- EXERCISE DATA:
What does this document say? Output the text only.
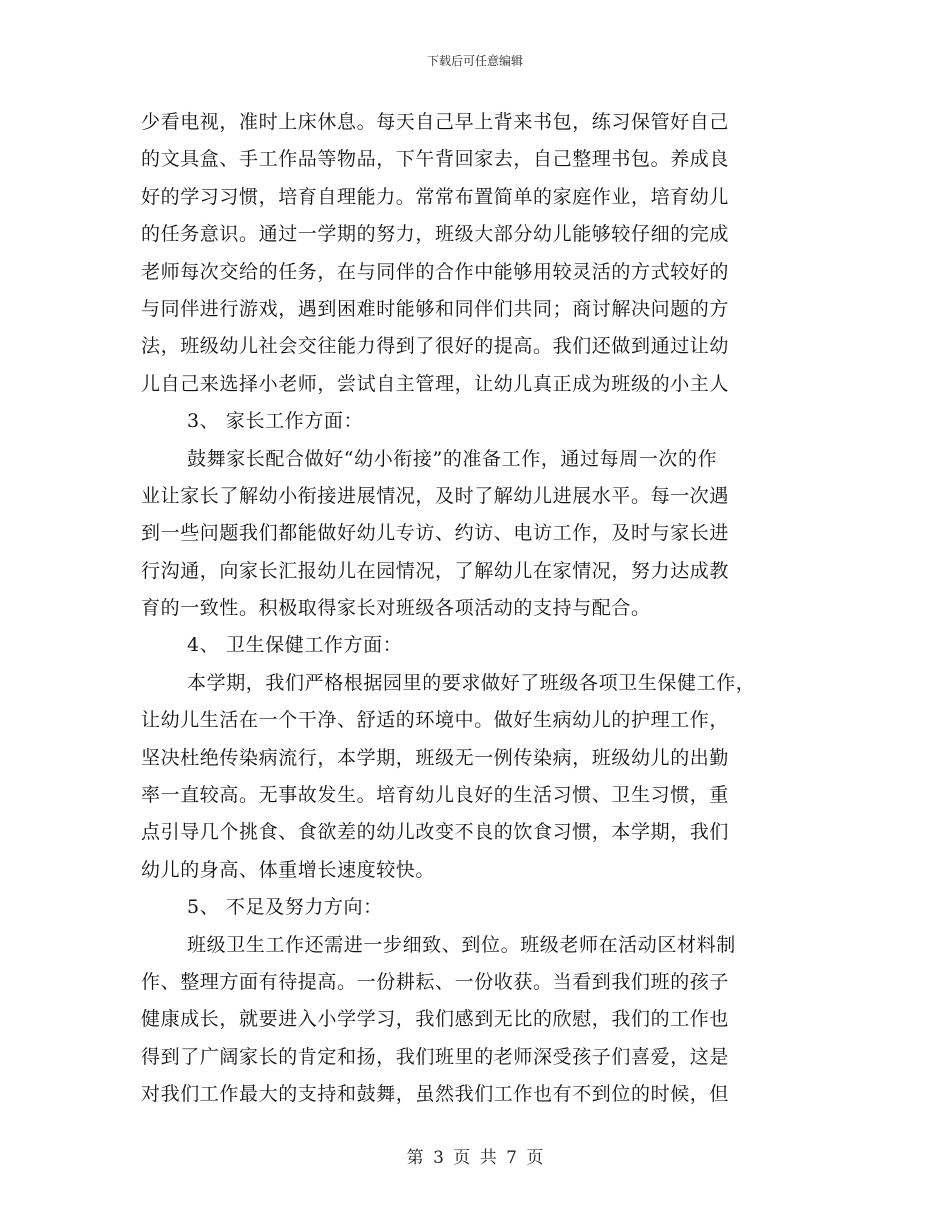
下载后可任意编辑
少看电视，准时上床休息。每天自己早上背来书包，练习保管好自己
的文具盒、手工作品等物品，下午背回家去，自己整理书包。养成良
好的学习习惯，培育自理能力。常常布置简单的家庭作业，培育幼儿
的任务意识。通过一学期的努力，班级大部分幼儿能够较仔细的完成
老师每次交给的任务，在与同伴的合作中能够用较灵活的方式较好的
与同伴进行游戏，遇到困难时能够和同伴们共同；商讨解决问题的方
法，班级幼儿社会交往能力得到了很好的提高。我们还做到通过让幼
儿自己来选择小老师，尝试自主管理，让幼儿真正成为班级的小主人
3、 家长工作方面：
鼓舞家长配合做好“幼小衔接”的准备工作，通过每周一次的作
业让家长了解幼小衔接进展情况，及时了解幼儿进展水平。每一次遇
到一些问题我们都能做好幼儿专访、约访、电访工作，及时与家长进
行沟通，向家长汇报幼儿在园情况，了解幼儿在家情况，努力达成教
育的一致性。积极取得家长对班级各项活动的支持与配合。
4、 卫生保健工作方面：
本学期，我们严格根据园里的要求做好了班级各项卫生保健工作，
让幼儿生活在一个干净、舒适的环境中。做好生病幼儿的护理工作，
坚决杜绝传染病流行，本学期，班级无一例传染病，班级幼儿的出勤
率一直较高。无事故发生。培育幼儿良好的生活习惯、卫生习惯，重
点引导几个挑食、食欲差的幼儿改变不良的饮食习惯，本学期，我们
幼儿的身高、体重增长速度较快。
5、 不足及努力方向：
班级卫生工作还需进一步细致、到位。班级老师在活动区材料制
作、整理方面有待提高。一份耕耘、一份收获。当看到我们班的孩子
健康成长，就要进入小学学习，我们感到无比的欣慰，我们的工作也
得到了广阔家长的肯定和扬，我们班里的老师深受孩子们喜爱，这是
对我们工作最大的支持和鼓舞，虽然我们工作也有不到位的时候，但
第 3 页 共 7 页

- THE TASK: Transcribe the preceding listing in its entirety and with exact wording, leaving out pictures.

- RESPONSE:
What does this document say? Output the text only.
下载后可任意编辑
少看电视，准时上床休息。每天自己早上背来书包，练习保管好自己
的文具盒、手工作品等物品，下午背回家去，自己整理书包。养成良
好的学习习惯，培育自理能力。常常布置简单的家庭作业，培育幼儿
的任务意识。通过一学期的努力，班级大部分幼儿能够较仔细的完成
老师每次交给的任务，在与同伴的合作中能够用较灵活的方式较好的
与同伴进行游戏，遇到困难时能够和同伴们共同；商讨解决问题的方
法，班级幼儿社会交往能力得到了很好的提高。我们还做到通过让幼
儿自己来选择小老师，尝试自主管理，让幼儿真正成为班级的小主人
3、 家长工作方面：
鼓舞家长配合做好“幼小衔接”的准备工作，通过每周一次的作
业让家长了解幼小衔接进展情况，及时了解幼儿进展水平。每一次遇
到一些问题我们都能做好幼儿专访、约访、电访工作，及时与家长进
行沟通，向家长汇报幼儿在园情况，了解幼儿在家情况，努力达成教
育的一致性。积极取得家长对班级各项活动的支持与配合。
4、 卫生保健工作方面：
本学期，我们严格根据园里的要求做好了班级各项卫生保健工作，
让幼儿生活在一个干净、舒适的环境中。做好生病幼儿的护理工作，
坚决杜绝传染病流行，本学期，班级无一例传染病，班级幼儿的出勤
率一直较高。无事故发生。培育幼儿良好的生活习惯、卫生习惯，重
点引导几个挑食、食欲差的幼儿改变不良的饮食习惯，本学期，我们
幼儿的身高、体重增长速度较快。
5、 不足及努力方向：
班级卫生工作还需进一步细致、到位。班级老师在活动区材料制
作、整理方面有待提高。一份耕耘、一份收获。当看到我们班的孩子
健康成长，就要进入小学学习，我们感到无比的欣慰，我们的工作也
得到了广阔家长的肯定和扬，我们班里的老师深受孩子们喜爱，这是
对我们工作最大的支持和鼓舞，虽然我们工作也有不到位的时候，但
第 3 页 共 7 页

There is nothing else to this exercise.